• To do: Quote every line of the material beneath this one.

A run of records

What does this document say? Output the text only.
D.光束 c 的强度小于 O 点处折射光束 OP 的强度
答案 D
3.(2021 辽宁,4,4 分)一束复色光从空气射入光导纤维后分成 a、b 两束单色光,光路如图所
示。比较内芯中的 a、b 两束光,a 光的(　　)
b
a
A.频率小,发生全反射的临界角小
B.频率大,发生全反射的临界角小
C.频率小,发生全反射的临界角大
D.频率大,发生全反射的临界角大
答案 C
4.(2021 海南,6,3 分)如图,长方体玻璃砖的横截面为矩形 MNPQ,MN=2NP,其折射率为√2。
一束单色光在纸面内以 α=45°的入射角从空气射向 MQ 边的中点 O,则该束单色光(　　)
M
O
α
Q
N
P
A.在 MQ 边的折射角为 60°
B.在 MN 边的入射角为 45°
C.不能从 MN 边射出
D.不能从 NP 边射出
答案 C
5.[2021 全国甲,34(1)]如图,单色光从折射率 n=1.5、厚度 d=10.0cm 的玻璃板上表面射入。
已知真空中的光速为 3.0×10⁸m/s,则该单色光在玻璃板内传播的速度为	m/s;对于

• Result for this exercise:
What does this document say? Output the text only.
D.光束 c 的强度小于 O 点处折射光束 OP 的强度
答案 D
3.(2021 辽宁,4,4 分)一束复色光从空气射入光导纤维后分成 a、b 两束单色光,光路如图所
示。比较内芯中的 a、b 两束光,a 光的(　　)
b
a
A.频率小,发生全反射的临界角小
B.频率大,发生全反射的临界角小
C.频率小,发生全反射的临界角大
D.频率大,发生全反射的临界角大
答案 C
4.(2021 海南,6,3 分)如图,长方体玻璃砖的横截面为矩形 MNPQ,MN=2NP,其折射率为√2。
一束单色光在纸面内以 α=45°的入射角从空气射向 MQ 边的中点 O,则该束单色光(　　)
M
O
α
Q
N
P
A.在 MQ 边的折射角为 60°
B.在 MN 边的入射角为 45°
C.不能从 MN 边射出
D.不能从 NP 边射出
答案 C
5.[2021 全国甲,34(1)]如图,单色光从折射率 n=1.5、厚度 d=10.0cm 的玻璃板上表面射入。
已知真空中的光速为 3.0×10⁸m/s,则该单色光在玻璃板内传播的速度为	m/s;对于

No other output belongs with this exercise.